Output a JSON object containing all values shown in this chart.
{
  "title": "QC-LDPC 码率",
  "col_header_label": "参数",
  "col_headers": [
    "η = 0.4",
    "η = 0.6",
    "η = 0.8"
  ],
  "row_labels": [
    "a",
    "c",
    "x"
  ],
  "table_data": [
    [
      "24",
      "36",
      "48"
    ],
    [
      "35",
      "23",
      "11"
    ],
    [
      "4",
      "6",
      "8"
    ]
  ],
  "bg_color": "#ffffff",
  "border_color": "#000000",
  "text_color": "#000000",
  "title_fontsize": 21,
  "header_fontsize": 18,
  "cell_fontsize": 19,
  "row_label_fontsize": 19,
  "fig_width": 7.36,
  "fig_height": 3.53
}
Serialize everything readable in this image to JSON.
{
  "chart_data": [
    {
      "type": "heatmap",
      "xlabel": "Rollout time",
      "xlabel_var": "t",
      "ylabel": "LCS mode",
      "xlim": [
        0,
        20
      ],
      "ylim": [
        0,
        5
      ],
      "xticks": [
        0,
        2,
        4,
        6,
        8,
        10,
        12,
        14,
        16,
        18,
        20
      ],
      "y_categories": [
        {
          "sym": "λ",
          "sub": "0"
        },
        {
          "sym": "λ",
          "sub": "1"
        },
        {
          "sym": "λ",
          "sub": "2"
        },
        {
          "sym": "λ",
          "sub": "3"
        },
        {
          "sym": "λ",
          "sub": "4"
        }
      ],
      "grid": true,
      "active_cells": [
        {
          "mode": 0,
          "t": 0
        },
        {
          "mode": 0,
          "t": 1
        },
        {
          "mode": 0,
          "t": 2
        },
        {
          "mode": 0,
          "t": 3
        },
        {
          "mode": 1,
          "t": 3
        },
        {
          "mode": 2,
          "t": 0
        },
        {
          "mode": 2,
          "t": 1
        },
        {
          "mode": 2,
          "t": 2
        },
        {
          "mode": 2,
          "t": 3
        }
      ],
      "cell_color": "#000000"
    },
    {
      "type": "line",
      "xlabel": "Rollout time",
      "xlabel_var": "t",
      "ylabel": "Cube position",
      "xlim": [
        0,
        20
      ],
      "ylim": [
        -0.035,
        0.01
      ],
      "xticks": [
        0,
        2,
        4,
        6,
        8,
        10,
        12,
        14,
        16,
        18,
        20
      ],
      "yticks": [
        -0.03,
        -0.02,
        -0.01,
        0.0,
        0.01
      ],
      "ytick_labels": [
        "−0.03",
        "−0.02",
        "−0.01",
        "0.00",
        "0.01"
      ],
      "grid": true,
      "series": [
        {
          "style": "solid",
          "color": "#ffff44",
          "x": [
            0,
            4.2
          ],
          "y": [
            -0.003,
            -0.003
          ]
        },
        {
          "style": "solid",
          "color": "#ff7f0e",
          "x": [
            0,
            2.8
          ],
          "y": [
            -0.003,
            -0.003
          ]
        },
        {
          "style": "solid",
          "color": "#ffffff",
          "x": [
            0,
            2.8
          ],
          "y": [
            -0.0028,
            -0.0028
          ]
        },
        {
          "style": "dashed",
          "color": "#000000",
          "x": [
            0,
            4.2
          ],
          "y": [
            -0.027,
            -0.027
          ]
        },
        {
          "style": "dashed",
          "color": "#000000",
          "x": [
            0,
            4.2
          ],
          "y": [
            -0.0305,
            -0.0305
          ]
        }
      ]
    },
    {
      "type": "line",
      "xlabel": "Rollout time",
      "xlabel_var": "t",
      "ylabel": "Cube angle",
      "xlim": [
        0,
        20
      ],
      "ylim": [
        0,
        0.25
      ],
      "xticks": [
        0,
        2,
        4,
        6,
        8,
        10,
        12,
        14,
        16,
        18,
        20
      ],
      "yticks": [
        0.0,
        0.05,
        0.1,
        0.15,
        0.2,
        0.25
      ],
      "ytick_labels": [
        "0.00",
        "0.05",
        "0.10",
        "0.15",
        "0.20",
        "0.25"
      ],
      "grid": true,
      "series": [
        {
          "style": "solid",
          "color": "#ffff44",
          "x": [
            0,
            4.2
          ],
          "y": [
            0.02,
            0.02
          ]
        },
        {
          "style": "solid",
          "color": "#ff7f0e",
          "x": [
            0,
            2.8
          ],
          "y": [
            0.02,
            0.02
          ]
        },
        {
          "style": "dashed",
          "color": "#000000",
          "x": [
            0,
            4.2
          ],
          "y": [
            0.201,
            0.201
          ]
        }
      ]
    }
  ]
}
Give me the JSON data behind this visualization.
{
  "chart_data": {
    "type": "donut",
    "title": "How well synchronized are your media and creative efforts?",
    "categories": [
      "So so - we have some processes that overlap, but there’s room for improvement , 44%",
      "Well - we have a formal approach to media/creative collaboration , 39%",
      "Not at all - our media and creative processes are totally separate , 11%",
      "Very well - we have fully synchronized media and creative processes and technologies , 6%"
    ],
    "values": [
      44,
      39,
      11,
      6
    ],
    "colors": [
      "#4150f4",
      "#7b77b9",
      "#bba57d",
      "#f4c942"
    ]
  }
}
•••
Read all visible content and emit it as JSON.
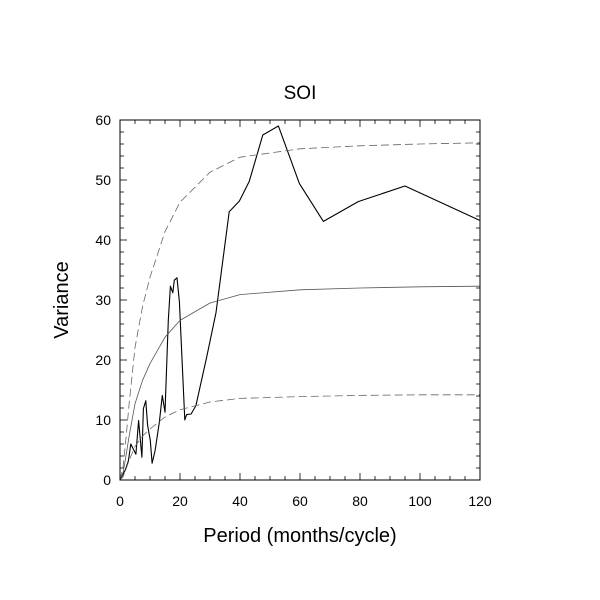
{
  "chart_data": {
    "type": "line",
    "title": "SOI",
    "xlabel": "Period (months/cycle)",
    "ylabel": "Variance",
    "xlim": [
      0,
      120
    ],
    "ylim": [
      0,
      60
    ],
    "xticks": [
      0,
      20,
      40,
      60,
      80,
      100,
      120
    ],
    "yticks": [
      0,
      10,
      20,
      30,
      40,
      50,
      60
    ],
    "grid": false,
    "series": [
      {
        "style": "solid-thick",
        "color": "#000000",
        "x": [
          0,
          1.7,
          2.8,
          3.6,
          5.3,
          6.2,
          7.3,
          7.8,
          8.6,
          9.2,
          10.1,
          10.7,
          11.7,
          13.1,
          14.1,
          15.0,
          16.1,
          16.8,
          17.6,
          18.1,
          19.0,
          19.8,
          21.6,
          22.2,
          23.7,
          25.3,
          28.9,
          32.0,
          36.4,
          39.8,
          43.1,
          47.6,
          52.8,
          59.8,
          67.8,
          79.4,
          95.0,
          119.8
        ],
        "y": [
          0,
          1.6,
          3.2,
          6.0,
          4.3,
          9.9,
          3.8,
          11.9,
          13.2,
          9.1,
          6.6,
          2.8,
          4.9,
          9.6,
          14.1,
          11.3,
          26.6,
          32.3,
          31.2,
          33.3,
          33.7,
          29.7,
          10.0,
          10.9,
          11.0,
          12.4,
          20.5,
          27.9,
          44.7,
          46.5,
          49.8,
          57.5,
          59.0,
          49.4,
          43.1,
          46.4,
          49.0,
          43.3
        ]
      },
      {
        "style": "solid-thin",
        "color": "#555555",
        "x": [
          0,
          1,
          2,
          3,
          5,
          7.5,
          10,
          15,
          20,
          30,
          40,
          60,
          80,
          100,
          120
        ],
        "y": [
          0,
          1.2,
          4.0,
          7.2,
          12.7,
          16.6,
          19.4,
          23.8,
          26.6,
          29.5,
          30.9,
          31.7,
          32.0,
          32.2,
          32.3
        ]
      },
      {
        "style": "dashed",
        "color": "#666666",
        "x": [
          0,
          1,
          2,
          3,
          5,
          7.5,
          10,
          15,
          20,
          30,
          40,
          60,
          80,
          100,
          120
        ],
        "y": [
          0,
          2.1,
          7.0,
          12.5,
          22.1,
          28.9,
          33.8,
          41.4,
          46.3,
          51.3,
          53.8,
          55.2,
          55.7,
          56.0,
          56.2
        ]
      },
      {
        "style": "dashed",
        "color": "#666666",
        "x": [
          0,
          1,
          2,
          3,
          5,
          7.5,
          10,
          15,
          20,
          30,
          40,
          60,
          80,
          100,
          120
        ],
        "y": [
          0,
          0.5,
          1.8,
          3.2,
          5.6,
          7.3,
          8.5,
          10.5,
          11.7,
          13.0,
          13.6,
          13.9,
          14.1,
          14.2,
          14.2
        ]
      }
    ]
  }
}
•••
**Task statement:** Check each line of the records for "this" and copy the ones that contain it.

**Output of the exercise:**
Output a JSON object containing all values shown in this chart.
Serialize everything readable in this image to JSON.
Give me the JSON data behind this visualization.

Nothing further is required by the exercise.